# [Records for the task]
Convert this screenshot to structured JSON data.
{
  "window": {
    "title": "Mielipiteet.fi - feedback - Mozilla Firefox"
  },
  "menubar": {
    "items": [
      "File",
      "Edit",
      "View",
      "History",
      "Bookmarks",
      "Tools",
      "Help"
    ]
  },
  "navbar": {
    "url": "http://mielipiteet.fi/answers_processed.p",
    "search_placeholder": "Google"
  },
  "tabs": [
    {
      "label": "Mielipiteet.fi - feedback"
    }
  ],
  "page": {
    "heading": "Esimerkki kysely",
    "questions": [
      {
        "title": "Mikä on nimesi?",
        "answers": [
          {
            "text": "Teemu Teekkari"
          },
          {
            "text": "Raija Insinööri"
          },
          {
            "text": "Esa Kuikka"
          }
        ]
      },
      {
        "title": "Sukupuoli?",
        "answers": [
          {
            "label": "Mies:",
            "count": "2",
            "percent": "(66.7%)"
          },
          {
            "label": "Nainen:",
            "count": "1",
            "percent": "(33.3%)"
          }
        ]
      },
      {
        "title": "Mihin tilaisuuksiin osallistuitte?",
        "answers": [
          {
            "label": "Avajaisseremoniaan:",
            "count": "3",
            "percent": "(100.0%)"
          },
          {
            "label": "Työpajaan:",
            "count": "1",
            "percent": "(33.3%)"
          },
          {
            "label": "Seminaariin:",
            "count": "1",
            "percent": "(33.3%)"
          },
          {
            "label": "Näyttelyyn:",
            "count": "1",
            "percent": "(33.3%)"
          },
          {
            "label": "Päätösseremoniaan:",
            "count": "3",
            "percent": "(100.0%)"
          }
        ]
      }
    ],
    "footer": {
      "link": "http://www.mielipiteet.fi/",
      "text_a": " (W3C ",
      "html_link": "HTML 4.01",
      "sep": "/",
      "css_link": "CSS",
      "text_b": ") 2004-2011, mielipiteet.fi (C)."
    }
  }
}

# [Exercise instructions]
From the entries above, extract each line containing "title".

# [Answer below]
    "title": "Mielipiteet.fi - feedback - Mozilla Firefox"
        "title": "Mikä on nimesi?",
        "title": "Sukupuoli?",
        "title": "Mihin tilaisuuksiin osallistuitte?",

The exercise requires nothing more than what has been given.